_DESCRIPTION OF THE TASK_
For each line below that contains the string "pouf", copy that line.

[Data entries]
— BEGIN —

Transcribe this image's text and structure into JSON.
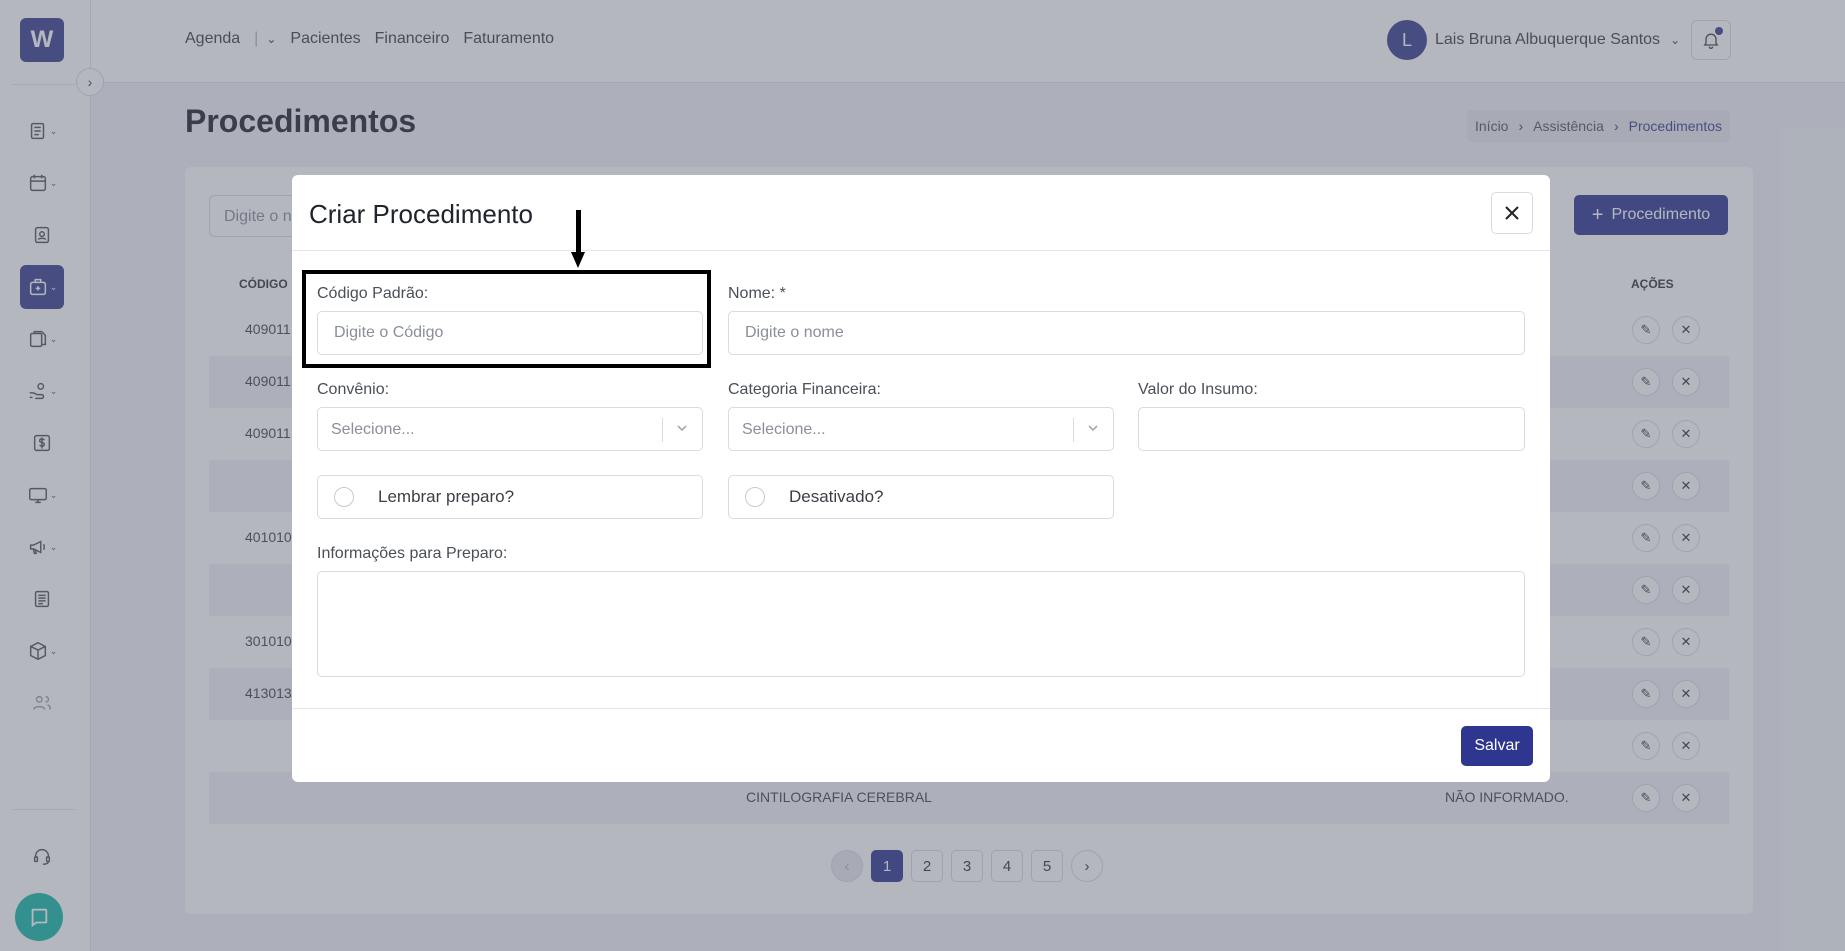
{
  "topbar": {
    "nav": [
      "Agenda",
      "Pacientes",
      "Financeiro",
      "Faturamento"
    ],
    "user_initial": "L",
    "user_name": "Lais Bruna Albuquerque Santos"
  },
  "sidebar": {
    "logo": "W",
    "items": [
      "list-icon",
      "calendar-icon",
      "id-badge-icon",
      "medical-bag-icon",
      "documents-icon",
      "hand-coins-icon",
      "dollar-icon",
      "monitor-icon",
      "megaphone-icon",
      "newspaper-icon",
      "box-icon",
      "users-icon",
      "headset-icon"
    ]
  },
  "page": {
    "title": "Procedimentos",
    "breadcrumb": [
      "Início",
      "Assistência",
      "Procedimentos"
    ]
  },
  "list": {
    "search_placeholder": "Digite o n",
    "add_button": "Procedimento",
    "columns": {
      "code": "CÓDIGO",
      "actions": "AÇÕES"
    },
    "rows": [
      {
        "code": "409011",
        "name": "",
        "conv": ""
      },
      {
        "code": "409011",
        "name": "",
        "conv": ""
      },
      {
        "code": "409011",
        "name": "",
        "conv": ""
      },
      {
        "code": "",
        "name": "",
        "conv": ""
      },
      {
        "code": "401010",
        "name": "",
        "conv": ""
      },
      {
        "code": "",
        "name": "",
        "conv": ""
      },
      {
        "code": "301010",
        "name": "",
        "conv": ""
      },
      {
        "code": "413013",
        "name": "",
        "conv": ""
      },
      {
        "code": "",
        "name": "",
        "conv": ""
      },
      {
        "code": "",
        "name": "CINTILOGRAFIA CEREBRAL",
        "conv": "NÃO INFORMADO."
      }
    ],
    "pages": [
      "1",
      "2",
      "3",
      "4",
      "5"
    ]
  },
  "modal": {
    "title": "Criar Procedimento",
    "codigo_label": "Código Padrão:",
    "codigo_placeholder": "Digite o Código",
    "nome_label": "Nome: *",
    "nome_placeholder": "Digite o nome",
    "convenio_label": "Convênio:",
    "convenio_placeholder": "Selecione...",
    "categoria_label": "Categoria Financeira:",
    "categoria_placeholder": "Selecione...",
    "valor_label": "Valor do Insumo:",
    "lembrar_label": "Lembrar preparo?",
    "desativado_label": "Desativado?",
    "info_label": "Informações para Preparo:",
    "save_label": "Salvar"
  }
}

— END —
— BEGIN —

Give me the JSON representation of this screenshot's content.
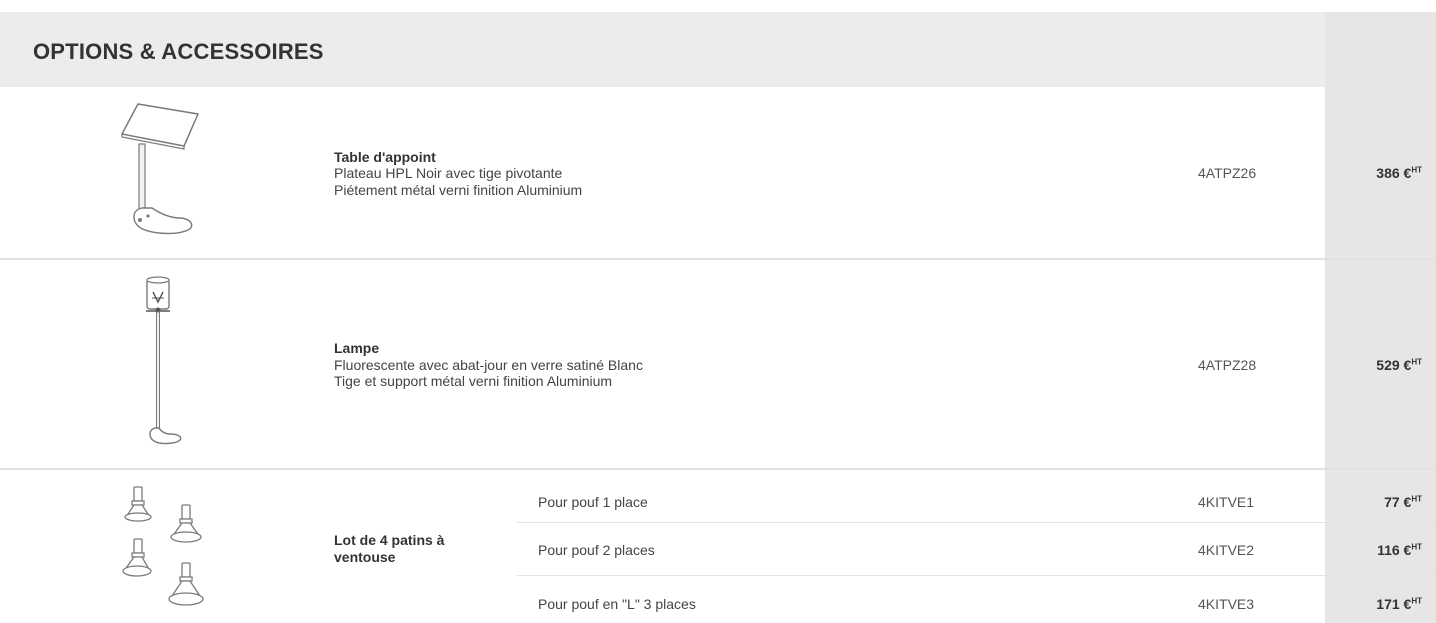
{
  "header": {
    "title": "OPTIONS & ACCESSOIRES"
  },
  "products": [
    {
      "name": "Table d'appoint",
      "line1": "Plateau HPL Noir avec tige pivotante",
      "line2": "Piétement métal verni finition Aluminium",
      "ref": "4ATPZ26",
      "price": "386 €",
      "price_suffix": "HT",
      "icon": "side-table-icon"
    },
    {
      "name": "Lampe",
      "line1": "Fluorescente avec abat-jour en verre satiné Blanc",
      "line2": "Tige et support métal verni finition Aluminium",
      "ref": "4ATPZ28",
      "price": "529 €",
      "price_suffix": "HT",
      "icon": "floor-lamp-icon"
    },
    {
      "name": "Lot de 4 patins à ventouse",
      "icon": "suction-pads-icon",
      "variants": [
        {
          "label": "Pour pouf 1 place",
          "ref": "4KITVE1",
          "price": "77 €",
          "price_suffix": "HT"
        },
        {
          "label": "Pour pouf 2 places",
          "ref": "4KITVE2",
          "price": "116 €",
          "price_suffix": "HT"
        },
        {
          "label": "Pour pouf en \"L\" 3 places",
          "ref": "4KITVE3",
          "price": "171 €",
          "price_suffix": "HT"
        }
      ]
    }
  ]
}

— END —

_REPLY TO THE TASK_
          "label": "Pour pouf 1 place",
          "label": "Pour pouf 2 places",
          "label": "Pour pouf en \"L\" 3 places",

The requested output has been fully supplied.